▸ Список заданий
a) Кто, согласно отрывку, сфотографировал всех на полянке около леса?
b) Перепишите часть отрывка от слов «Посещение Львом Николаевичем» до слов «Евгения Васильевна Рахманова25.», поставив «Петербурге» вместо «Москве».

----- Предложенный отрывок -----

Посещение Львом Николаевичем нашего хутора было увековечено Е. С. Томашевичем, мужем моей сестры, который сфотографировал всех нас на полянке около леса. Эта фотография хранится в Москве в Толстовском музее и очень ценится, так как за этот период времени она единственная. На ней сняты: 1) Алехин, 2) Хохлов, 3) Лев Николаевич, 4) Рощин — интеллигент, работавший с братом Андреем24, 5) брат Андрей, 6) Лиза — моя жена, 7) я и 8) жена брата Андрея Евгения Васильевна Рахманова25.

349

После экскурсии с Веней я был в Ясной Поляне еще раз в 1908 г. с К. Ф. Коношевичем, который тогда жил у нас на хуторе в качестве интеллигентного работника. Об этом посещении есть упоминание в дневнике Гусева26. После этого Лев Николаевич стал прихварывать, а меня стали поглощать пчеловодные дела и интересы. Более редкие посещения мною Ясной Поляны отчасти были обусловлены и тем, что по отношению к Льву Николаевичу была сделана с нашей стороны некоторая неловкость, о которой я после жалел. Это было перед первой революцией. По всему югу России прошла волна еврейских погромов, устраивавшихся правительством и особенно сильно разразившихся в Кишиневе, где тогда жила семья Фригоф — сестры жены. Их разгромили, и сами они едва спаслись, спрятавшись куда-то и находясь в постоянном страхе, что их убежище будет открыто, тем более, что у них были маленькие дети, которых нельзя было уговорить, чтобы они сидели тихо.

----- Исходные данные -----

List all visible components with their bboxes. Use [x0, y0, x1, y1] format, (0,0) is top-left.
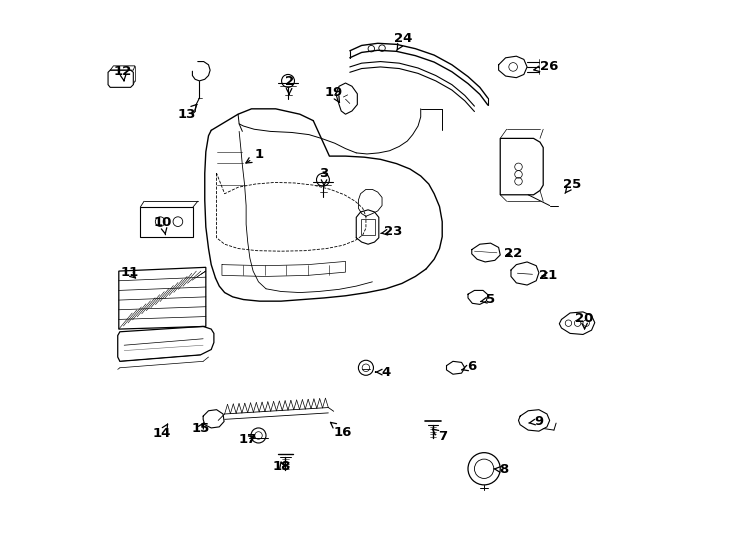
- Text: 21: 21: [539, 269, 558, 282]
- Text: 3: 3: [319, 167, 329, 186]
- Text: 11: 11: [120, 266, 139, 279]
- Bar: [140, 207, 193, 237]
- Bar: [360, 219, 374, 235]
- Text: 8: 8: [494, 463, 509, 476]
- Text: 10: 10: [153, 216, 172, 235]
- Text: 12: 12: [114, 65, 131, 81]
- Text: 22: 22: [504, 247, 523, 260]
- Text: 5: 5: [481, 293, 495, 306]
- Text: 1: 1: [246, 148, 264, 163]
- Text: 2: 2: [285, 76, 294, 94]
- Text: 14: 14: [153, 424, 171, 440]
- Text: 17: 17: [239, 433, 257, 446]
- Text: 7: 7: [432, 429, 447, 443]
- Text: 19: 19: [324, 86, 343, 103]
- Text: 9: 9: [528, 415, 543, 428]
- Text: 20: 20: [575, 312, 594, 329]
- Text: 4: 4: [376, 366, 390, 379]
- Text: 18: 18: [273, 460, 291, 472]
- Text: 24: 24: [394, 32, 413, 51]
- Text: 23: 23: [381, 225, 402, 238]
- Text: 16: 16: [330, 422, 352, 438]
- Text: 6: 6: [462, 360, 476, 373]
- Text: 25: 25: [563, 178, 581, 193]
- Text: 13: 13: [178, 104, 197, 121]
- Text: 15: 15: [192, 422, 210, 435]
- Text: 26: 26: [534, 60, 559, 73]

-----

▸ Ожидаемые результаты
a) Е. С. Томашевич, муж сестры автора.

b)
Посещение Львом Николаевичем нашего хутора было увековечено Е. С. Томашевичем, мужем моей сестры, который сфотографировал всех нас на полянке около леса. Эта фотография хранится в Петербурге в Толстовском музее и очень ценится, так как за этот период времени она единственная. На ней сняты: 1) Алехин, 2) Хохлов, 3) Лев Николаевич, 4) Рощин — интеллигент, работавший с братом Андреем24, 5) брат Андрей, 6) Лиза — моя жена, 7) я и 8) жена брата Андрея Евгения Васильевна Рахманова25.